**EXERCISE DIRECTIONS**
Copy out every line of the data below exactly as it appears, but leave out the pictures.

______

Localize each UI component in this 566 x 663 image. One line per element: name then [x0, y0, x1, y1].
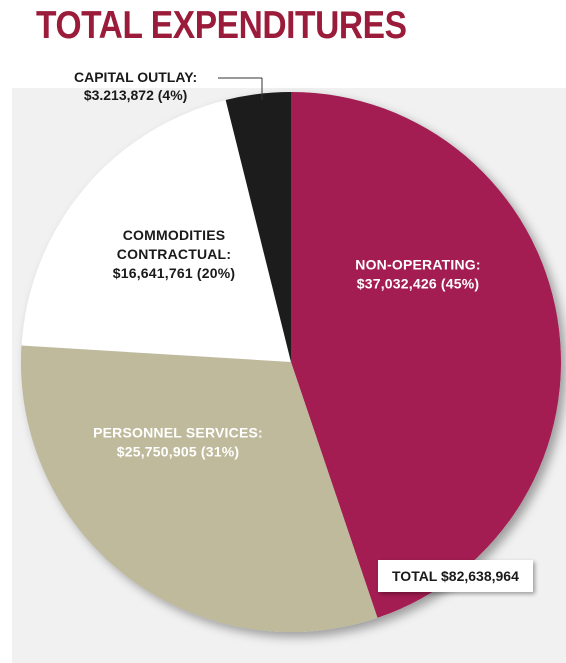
capital-outlay-label-line-2: $3.213,872 (4%): [83, 87, 188, 103]
pie-slice-capital-outlay: [225, 92, 291, 362]
non-operating-label-line-2: $37,032,426 (45%): [357, 276, 480, 292]
total-label: TOTAL $82,638,964: [378, 560, 533, 592]
personnel-services-label-line-2: $25,750,905 (31%): [117, 444, 240, 460]
page-title: TOTAL EXPENDITURES: [36, 4, 407, 47]
commodities-contractual-label-line-3: $16,641,761 (20%): [113, 265, 236, 281]
non-operating-label-line-1: NON-OPERATING:: [355, 257, 480, 273]
pie-slice-personnel-services: [20, 345, 378, 632]
capital-outlay-label: CAPITAL OUTLAY: $3.213,872 (4%): [74, 68, 197, 104]
commodities-contractual-label-line-1: COMMODITIES: [123, 227, 226, 243]
personnel-services-label-line-1: PERSONNEL SERVICES:: [93, 425, 263, 441]
commodities-contractual-label-line-2: CONTRACTUAL:: [117, 246, 231, 262]
pie-slice-non-operating: [291, 92, 561, 618]
pie-slices: [20, 92, 561, 632]
capital-outlay-label-line-1: CAPITAL OUTLAY:: [74, 69, 198, 85]
pie-slice-labels: NON-OPERATING: $37,032,426 (45%) PERSONNEL…: [93, 227, 480, 460]
pie-slice-commodities-contractual: [21, 100, 291, 363]
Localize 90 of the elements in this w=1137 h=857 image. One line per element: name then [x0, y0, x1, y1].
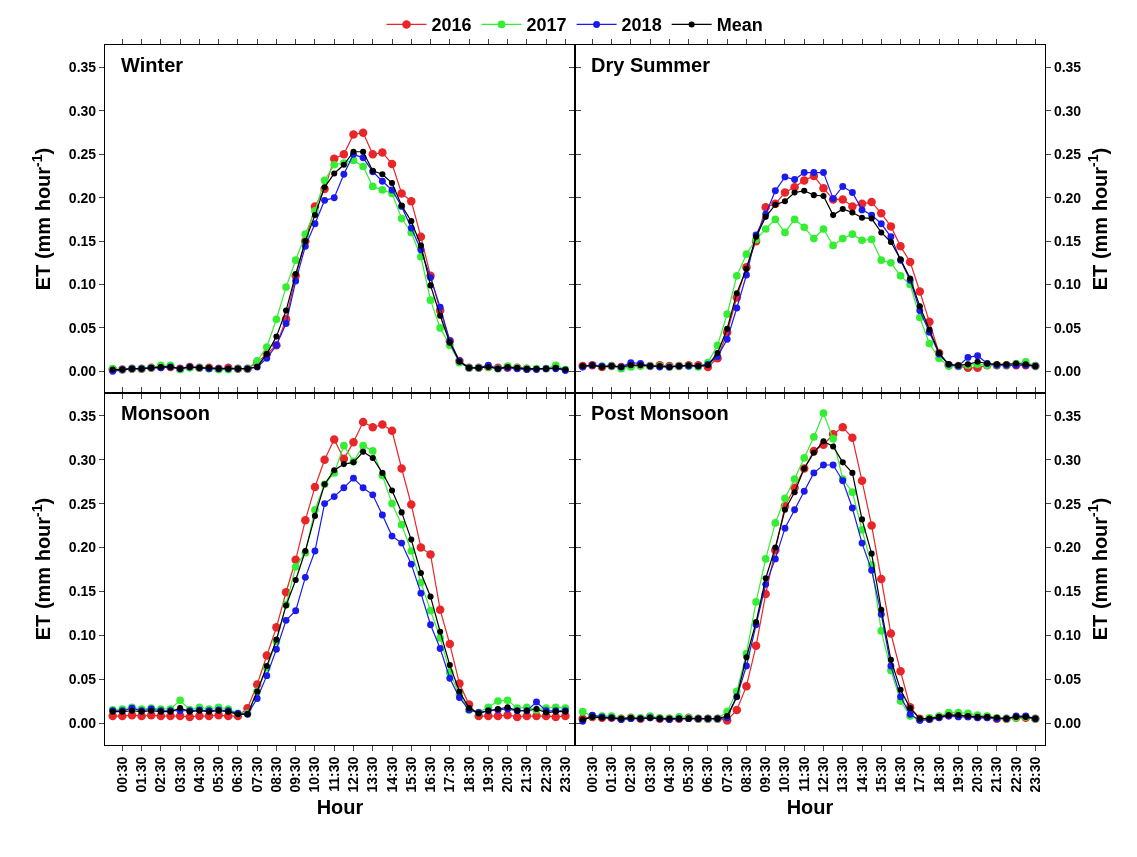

______

**CORRECT OUTPUT**
Localize each UI component in this 566 x 663 image. One line per element: name then [x0, y0, x1, y1].
capital-outlay-label-line-2: $3.213,872 (4%): [83, 87, 188, 103]
pie-slice-capital-outlay: [225, 92, 291, 362]
non-operating-label-line-2: $37,032,426 (45%): [357, 276, 480, 292]
total-label: TOTAL $82,638,964: [378, 560, 533, 592]
personnel-services-label-line-2: $25,750,905 (31%): [117, 444, 240, 460]
page-title: TOTAL EXPENDITURES: [36, 4, 407, 47]
commodities-contractual-label-line-3: $16,641,761 (20%): [113, 265, 236, 281]
non-operating-label-line-1: NON-OPERATING:: [355, 257, 480, 273]
pie-slice-personnel-services: [20, 345, 378, 632]
capital-outlay-label: CAPITAL OUTLAY: $3.213,872 (4%): [74, 68, 197, 104]
commodities-contractual-label-line-1: COMMODITIES: [123, 227, 226, 243]
personnel-services-label-line-1: PERSONNEL SERVICES:: [93, 425, 263, 441]
commodities-contractual-label-line-2: CONTRACTUAL:: [117, 246, 231, 262]
pie-slice-non-operating: [291, 92, 561, 618]
pie-slices: [20, 92, 561, 632]
capital-outlay-label-line-1: CAPITAL OUTLAY:: [74, 69, 198, 85]
pie-slice-labels: NON-OPERATING: $37,032,426 (45%) PERSONNEL…: [93, 227, 480, 460]
pie-slice-commodities-contractual: [21, 100, 291, 363]
Localize 90 of the elements in this w=1137 h=857 image. One line per element: name then [x0, y0, x1, y1].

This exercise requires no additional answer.